◆ **TASK GOAL**
Copy out each line in the material below that has the word "equation".
════════════════════
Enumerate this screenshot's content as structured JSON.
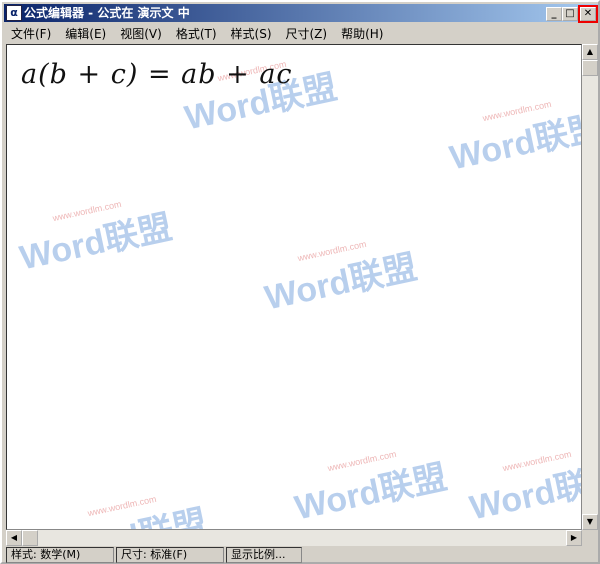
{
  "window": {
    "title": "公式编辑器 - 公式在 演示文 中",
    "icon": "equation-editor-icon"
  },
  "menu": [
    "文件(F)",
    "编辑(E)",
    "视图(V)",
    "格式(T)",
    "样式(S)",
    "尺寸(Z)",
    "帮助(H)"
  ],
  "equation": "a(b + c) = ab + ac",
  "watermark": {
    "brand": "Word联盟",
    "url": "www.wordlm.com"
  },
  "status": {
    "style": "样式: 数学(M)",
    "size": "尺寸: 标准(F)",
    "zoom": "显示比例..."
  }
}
════════════════════
◆ **SOLUTION TO THE EXERCISE**
    "icon": "equation-editor-icon"
  "equation": "a(b + c) = ab + ac",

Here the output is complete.